WHAT TO WORK ON ::
Within the records below, find each line that holds the string "cities", then copy it.

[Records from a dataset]
****
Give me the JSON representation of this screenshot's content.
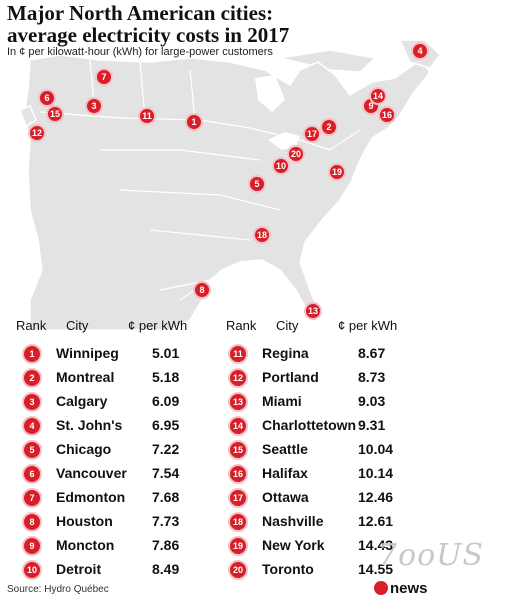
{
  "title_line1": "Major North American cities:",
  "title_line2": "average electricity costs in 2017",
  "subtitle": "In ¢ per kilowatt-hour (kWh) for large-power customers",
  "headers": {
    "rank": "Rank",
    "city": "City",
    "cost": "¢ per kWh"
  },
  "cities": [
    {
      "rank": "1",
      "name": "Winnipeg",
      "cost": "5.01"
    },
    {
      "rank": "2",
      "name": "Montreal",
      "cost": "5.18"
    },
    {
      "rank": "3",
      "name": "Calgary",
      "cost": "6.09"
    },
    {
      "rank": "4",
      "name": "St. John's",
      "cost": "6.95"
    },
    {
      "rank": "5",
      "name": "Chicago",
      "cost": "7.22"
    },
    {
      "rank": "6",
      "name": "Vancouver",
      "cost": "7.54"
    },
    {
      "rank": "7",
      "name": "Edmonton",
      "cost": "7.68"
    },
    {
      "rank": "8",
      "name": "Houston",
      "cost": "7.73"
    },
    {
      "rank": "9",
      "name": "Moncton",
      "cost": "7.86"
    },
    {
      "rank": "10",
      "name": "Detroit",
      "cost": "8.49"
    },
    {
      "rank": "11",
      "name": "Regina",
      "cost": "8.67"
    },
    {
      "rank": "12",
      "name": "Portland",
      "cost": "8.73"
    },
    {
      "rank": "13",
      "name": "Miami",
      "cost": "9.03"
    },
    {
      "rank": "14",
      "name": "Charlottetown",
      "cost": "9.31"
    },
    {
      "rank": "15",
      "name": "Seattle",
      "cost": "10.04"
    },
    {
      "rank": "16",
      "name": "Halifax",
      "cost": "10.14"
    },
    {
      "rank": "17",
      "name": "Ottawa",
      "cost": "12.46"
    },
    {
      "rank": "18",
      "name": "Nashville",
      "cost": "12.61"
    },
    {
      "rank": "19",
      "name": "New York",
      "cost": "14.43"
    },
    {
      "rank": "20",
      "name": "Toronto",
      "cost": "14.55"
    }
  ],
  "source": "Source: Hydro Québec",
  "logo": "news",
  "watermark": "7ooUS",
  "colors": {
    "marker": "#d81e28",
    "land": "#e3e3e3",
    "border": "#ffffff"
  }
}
****
RESULT ::
  "title_line1": "Major North American cities:",
  "cities": [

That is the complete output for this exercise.